*What is needed*
How many lines hold the string "JSON"? Reply with the number alone.

*Data supplied*
"""

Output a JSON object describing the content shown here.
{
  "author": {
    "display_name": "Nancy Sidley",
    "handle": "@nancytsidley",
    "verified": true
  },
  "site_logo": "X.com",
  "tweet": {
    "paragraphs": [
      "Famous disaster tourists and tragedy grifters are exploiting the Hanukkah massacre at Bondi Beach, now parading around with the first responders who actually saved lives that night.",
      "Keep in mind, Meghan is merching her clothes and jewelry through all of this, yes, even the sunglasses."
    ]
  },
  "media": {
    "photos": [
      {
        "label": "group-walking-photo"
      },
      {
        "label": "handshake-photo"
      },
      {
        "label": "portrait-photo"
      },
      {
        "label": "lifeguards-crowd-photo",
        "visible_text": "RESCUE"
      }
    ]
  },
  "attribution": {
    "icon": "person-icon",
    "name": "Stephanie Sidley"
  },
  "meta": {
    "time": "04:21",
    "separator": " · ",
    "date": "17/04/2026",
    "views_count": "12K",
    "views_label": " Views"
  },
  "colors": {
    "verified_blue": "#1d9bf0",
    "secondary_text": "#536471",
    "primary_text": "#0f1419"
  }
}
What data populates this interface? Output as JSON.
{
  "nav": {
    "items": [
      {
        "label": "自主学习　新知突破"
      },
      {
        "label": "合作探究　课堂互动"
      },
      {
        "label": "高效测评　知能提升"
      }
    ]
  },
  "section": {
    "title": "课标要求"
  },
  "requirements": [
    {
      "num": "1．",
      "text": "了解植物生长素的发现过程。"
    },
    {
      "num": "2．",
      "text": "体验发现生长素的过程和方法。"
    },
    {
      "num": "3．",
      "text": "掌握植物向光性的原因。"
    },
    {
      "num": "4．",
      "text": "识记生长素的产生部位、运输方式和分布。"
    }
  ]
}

"""

*Correct output*
2